[YOUR TASK] All of the material below is to be retyped exactly.

----

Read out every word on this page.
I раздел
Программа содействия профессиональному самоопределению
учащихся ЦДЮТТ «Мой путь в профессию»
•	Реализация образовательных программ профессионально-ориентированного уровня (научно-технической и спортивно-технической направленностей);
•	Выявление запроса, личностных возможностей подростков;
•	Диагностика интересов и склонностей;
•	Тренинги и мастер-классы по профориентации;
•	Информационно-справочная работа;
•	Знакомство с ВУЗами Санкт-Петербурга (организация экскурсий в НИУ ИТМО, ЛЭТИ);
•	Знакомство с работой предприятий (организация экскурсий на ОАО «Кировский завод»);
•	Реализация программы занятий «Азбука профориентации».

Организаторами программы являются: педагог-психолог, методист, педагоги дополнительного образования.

----

[EXERCISE ANSWER]
Read out every word on this page.
I раздел
Программа содействия профессиональному самоопределению
учащихся ЦДЮТТ «Мой путь в профессию»
•	Реализация образовательных программ профессионально-ориентированного уровня (научно-технической и спортивно-технической направленностей);
•	Выявление запроса, личностных возможностей подростков;
•	Диагностика интересов и склонностей;
•	Тренинги и мастер-классы по профориентации;
•	Информационно-справочная работа;
•	Знакомство с ВУЗами Санкт-Петербурга (организация экскурсий в НИУ ИТМО, ЛЭТИ);
•	Знакомство с работой предприятий (организация экскурсий на ОАО «Кировский завод»);
•	Реализация программы занятий «Азбука профориентации».

Организаторами программы являются: педагог-психолог, методист, педагоги дополнительного образования.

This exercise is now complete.